* [THE PROBLEM] Comb through the entries for "text" and pull out each line that holds it.

[Extracted data entries]

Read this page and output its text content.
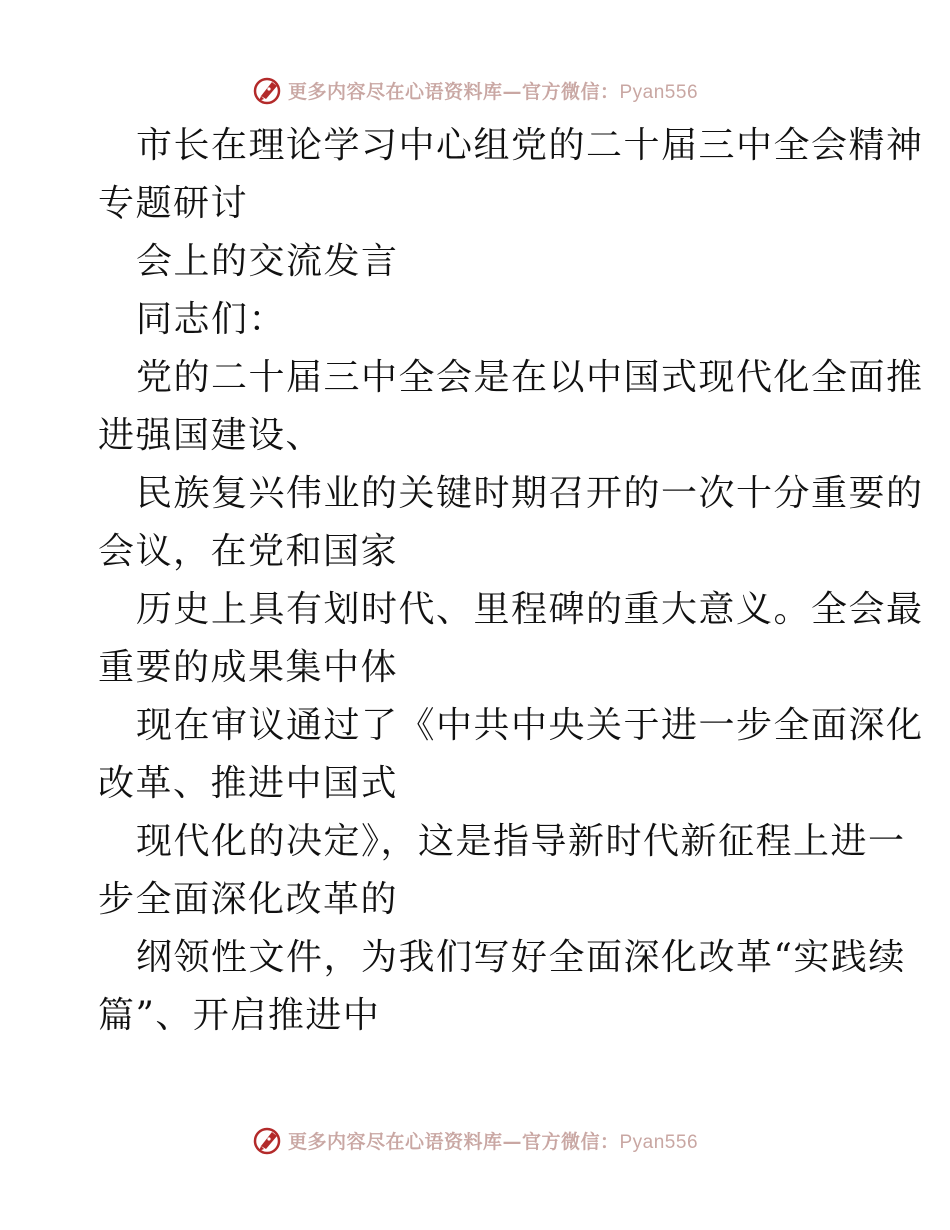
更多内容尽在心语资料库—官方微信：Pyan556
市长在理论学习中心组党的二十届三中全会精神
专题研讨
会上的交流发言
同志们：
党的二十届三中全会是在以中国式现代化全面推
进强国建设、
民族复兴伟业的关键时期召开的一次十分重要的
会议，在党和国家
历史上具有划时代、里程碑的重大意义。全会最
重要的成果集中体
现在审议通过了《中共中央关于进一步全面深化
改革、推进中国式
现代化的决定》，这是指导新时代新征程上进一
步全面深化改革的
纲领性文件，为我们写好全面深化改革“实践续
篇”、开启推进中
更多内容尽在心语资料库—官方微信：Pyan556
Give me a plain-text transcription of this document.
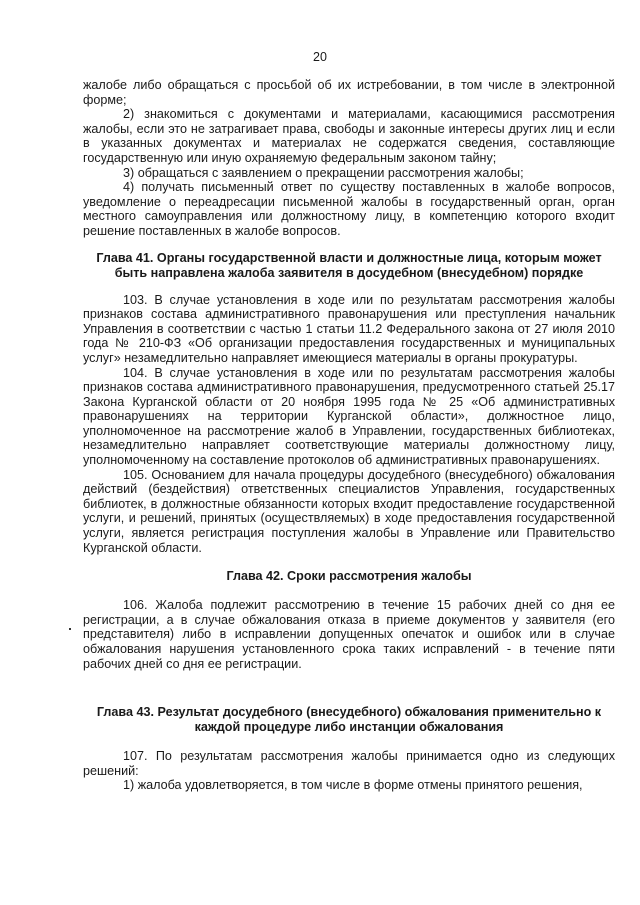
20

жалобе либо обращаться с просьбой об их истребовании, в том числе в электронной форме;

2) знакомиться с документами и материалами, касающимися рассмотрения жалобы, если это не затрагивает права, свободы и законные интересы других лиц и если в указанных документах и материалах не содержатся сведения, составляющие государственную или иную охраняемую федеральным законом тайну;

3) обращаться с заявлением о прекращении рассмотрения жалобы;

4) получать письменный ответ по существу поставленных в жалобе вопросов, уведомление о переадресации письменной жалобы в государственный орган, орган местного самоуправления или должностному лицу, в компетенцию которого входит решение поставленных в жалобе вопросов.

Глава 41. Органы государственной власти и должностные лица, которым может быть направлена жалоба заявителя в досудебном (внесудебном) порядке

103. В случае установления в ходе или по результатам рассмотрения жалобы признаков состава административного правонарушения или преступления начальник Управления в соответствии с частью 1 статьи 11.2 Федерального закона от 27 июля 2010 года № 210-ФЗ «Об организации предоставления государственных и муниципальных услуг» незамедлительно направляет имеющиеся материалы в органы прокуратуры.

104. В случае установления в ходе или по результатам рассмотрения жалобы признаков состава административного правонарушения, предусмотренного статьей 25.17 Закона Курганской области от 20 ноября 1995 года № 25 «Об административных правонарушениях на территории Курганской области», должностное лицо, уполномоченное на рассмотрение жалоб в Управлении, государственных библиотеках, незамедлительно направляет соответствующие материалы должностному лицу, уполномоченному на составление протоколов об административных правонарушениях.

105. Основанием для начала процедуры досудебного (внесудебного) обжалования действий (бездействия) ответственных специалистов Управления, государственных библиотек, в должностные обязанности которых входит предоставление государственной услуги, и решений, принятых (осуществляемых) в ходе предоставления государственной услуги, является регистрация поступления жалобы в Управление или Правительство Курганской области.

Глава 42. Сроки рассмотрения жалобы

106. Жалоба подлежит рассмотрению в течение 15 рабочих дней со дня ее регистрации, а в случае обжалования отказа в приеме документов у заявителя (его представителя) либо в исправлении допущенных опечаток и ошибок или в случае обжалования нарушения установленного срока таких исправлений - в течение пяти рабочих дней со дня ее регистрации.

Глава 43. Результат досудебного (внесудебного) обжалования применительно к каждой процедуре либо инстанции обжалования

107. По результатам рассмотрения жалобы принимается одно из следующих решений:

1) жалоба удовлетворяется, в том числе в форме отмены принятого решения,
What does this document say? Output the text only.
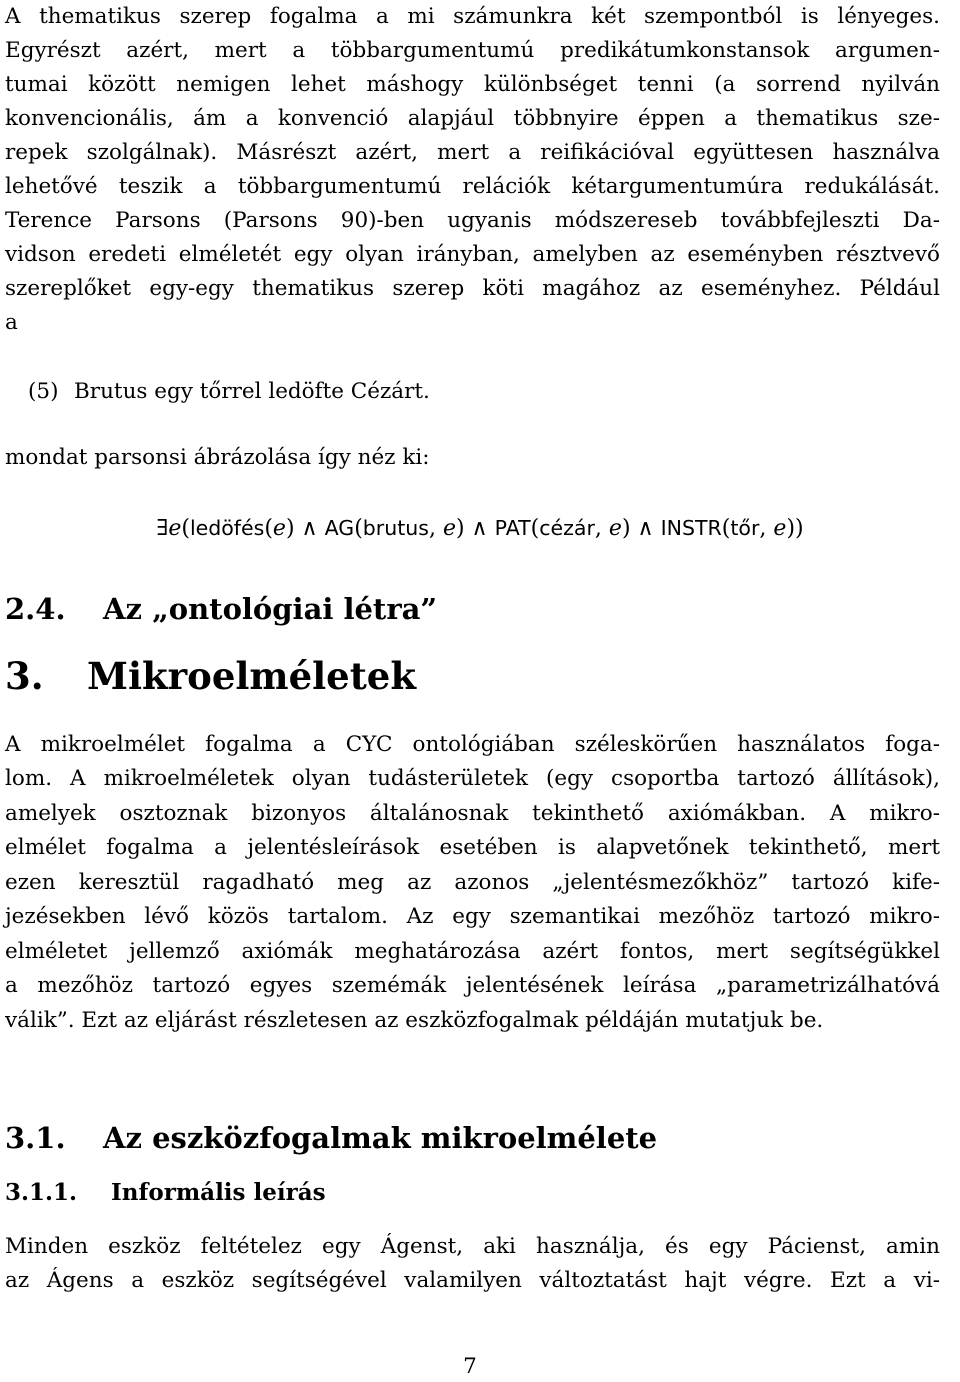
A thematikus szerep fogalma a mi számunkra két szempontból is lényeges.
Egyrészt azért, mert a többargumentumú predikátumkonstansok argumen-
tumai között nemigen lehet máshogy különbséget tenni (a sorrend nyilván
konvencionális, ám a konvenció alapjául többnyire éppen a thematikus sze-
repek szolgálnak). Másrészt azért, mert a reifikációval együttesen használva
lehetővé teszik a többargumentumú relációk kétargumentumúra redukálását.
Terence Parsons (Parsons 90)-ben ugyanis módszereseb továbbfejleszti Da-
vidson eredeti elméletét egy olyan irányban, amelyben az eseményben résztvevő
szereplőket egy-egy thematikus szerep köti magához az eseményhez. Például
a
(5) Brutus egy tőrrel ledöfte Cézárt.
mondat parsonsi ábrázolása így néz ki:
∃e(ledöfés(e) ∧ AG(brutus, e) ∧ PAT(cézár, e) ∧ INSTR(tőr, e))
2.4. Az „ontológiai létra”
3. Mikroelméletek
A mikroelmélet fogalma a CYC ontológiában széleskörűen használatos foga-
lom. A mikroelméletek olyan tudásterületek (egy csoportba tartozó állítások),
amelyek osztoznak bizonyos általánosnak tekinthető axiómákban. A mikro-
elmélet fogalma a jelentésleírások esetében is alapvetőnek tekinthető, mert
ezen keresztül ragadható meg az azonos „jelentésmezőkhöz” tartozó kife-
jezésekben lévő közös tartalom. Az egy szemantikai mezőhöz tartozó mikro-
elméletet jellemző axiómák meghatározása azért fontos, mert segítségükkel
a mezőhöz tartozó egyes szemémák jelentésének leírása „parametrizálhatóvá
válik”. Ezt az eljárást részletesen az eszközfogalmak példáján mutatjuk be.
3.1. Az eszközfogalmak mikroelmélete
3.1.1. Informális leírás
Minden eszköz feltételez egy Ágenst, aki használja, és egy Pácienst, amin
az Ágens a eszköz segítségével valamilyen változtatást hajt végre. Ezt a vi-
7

* [EXERCISE ANSWER]
Read this page and output its text content.
Give me a plain-text transcription of this document.
What does this document say? Output the text only.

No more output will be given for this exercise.